* [Directive]:
Find the string "поступает" and gather every line that holds it.

* [Supplied material]:
....................

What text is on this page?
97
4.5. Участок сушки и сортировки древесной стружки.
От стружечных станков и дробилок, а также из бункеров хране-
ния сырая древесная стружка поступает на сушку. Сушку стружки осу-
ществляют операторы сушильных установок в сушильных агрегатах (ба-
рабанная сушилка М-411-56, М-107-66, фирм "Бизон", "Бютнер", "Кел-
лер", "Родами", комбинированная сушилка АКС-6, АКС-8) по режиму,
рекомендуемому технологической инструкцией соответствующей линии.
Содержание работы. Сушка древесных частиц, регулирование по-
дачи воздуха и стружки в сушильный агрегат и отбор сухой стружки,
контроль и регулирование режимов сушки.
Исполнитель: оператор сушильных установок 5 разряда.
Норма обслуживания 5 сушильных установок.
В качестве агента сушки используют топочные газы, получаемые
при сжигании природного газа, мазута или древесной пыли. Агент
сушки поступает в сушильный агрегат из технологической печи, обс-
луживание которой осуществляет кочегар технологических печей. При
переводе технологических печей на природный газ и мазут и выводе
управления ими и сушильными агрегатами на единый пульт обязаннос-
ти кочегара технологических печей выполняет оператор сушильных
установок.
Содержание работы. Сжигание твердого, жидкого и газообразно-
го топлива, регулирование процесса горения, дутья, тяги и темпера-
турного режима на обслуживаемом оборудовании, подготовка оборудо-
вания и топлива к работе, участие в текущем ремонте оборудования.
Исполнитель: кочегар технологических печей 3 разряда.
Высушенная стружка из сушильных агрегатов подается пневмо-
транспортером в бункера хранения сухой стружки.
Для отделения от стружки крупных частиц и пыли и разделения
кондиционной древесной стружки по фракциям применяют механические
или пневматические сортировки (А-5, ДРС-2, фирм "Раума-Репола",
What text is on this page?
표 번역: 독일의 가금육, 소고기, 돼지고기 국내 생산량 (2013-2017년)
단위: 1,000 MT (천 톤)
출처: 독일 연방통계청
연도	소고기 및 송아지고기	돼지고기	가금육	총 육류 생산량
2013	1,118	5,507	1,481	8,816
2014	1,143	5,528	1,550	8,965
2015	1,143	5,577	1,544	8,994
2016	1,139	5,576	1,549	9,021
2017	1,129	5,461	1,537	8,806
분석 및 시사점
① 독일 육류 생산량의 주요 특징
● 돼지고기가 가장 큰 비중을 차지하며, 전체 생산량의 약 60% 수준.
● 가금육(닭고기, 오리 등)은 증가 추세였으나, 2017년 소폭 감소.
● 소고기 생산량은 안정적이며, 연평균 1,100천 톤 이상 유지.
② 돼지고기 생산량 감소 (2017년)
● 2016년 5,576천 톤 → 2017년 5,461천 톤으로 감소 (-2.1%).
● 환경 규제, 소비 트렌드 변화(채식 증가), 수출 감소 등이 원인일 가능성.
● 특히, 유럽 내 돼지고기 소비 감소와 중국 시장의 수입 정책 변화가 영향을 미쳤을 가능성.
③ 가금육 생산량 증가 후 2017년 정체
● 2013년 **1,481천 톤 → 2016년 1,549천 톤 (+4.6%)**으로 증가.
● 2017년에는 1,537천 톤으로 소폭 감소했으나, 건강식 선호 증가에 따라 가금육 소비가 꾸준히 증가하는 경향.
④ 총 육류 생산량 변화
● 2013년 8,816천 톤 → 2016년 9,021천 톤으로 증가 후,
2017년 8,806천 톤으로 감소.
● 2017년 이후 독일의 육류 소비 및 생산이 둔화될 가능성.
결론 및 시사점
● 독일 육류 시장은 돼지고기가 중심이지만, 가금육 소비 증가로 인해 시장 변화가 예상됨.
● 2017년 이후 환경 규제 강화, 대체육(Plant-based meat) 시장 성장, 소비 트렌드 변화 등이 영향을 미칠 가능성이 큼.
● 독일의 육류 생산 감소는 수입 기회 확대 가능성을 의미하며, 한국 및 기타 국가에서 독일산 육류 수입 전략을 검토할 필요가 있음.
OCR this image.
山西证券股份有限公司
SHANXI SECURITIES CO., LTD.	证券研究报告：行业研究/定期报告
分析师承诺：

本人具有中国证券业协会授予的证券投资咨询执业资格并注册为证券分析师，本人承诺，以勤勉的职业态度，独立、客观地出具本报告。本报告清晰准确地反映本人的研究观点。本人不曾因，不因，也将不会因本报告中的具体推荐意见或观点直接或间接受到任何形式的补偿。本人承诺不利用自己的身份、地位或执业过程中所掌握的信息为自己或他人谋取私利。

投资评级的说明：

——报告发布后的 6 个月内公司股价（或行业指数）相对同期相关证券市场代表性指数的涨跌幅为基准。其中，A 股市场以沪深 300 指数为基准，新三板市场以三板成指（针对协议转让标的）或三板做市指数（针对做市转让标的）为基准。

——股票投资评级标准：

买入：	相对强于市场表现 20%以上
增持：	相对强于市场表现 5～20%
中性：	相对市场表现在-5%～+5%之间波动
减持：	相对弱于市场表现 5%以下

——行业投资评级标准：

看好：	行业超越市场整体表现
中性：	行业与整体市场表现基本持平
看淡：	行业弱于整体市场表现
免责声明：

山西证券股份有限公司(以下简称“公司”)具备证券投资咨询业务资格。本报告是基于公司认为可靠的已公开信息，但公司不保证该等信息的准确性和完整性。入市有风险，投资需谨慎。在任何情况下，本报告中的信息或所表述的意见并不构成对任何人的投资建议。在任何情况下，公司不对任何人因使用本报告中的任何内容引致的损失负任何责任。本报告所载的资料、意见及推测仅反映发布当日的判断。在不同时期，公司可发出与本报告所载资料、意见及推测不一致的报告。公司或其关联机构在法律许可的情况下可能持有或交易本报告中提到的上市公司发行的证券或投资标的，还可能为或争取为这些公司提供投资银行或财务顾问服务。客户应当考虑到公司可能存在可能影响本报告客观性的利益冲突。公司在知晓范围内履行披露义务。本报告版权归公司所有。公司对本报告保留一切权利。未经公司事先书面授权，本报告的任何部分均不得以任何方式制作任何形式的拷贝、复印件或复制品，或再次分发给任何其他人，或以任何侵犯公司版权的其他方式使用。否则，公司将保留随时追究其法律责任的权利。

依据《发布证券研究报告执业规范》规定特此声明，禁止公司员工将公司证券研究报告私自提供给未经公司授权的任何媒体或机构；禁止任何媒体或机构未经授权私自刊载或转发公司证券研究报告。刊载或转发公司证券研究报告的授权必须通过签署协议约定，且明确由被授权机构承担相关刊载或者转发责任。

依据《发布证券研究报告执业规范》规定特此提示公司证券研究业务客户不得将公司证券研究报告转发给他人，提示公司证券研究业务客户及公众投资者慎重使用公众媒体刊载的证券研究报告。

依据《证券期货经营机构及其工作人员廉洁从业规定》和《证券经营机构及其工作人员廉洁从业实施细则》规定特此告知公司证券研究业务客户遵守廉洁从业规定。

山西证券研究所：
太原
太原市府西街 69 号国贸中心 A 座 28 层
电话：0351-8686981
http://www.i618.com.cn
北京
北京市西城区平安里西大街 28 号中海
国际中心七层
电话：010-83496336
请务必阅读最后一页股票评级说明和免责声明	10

....................

* [In response]:
ния сырая древесная стружка поступает на сушку. Сушку стружки осу-
сушки поступает в сушильный агрегат из технологической печи, обс-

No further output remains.